== Element box records ==
★ ★ ★

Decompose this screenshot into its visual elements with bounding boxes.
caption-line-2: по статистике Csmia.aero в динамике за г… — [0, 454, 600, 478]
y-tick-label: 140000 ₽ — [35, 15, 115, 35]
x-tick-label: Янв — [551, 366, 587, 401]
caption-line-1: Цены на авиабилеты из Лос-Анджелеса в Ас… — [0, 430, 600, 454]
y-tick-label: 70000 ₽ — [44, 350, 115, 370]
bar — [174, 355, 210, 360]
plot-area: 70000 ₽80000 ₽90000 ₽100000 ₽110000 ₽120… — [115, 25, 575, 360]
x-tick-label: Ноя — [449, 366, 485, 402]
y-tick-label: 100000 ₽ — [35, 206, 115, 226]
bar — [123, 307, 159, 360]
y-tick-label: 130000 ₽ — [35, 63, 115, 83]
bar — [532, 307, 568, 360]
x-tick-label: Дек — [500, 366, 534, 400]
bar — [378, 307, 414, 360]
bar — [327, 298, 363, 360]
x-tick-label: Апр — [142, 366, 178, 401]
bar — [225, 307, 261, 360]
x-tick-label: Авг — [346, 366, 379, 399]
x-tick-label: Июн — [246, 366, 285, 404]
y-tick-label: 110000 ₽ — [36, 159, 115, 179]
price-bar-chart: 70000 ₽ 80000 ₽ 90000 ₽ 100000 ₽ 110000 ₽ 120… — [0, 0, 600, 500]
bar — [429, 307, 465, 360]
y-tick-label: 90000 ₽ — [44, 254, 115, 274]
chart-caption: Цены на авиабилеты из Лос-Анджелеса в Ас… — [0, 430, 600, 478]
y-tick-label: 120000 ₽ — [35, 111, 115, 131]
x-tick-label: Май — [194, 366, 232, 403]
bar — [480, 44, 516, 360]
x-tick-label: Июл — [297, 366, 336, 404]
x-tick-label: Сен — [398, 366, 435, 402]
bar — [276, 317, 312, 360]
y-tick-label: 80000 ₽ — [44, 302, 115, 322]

★ ★ ★

== Problem requirements ==
Reproduce every line of the entries above, character for character, leaving nothing out.

== Expected output ==
Decompose this screenshot into its visual elements with bounding boxes.
caption-line-2: по статистике Csmia.aero в динамике за г… — [0, 454, 600, 478]
y-tick-label: 140000 ₽ — [35, 15, 115, 35]
x-tick-label: Янв — [551, 366, 587, 401]
caption-line-1: Цены на авиабилеты из Лос-Анджелеса в Ас… — [0, 430, 600, 454]
y-tick-label: 70000 ₽ — [44, 350, 115, 370]
bar — [174, 355, 210, 360]
plot-area: 70000 ₽80000 ₽90000 ₽100000 ₽110000 ₽120… — [115, 25, 575, 360]
x-tick-label: Ноя — [449, 366, 485, 402]
y-tick-label: 100000 ₽ — [35, 206, 115, 226]
bar — [123, 307, 159, 360]
y-tick-label: 130000 ₽ — [35, 63, 115, 83]
bar — [532, 307, 568, 360]
x-tick-label: Дек — [500, 366, 534, 400]
bar — [378, 307, 414, 360]
bar — [327, 298, 363, 360]
x-tick-label: Апр — [142, 366, 178, 401]
bar — [225, 307, 261, 360]
x-tick-label: Авг — [346, 366, 379, 399]
x-tick-label: Июн — [246, 366, 285, 404]
y-tick-label: 110000 ₽ — [36, 159, 115, 179]
price-bar-chart: 70000 ₽ 80000 ₽ 90000 ₽ 100000 ₽ 110000 ₽ 120… — [0, 0, 600, 500]
bar — [429, 307, 465, 360]
y-tick-label: 90000 ₽ — [44, 254, 115, 274]
chart-caption: Цены на авиабилеты из Лос-Анджелеса в Ас… — [0, 430, 600, 478]
y-tick-label: 120000 ₽ — [35, 111, 115, 131]
x-tick-label: Май — [194, 366, 232, 403]
bar — [480, 44, 516, 360]
x-tick-label: Июл — [297, 366, 336, 404]
x-tick-label: Сен — [398, 366, 435, 402]
bar — [276, 317, 312, 360]
y-tick-label: 80000 ₽ — [44, 302, 115, 322]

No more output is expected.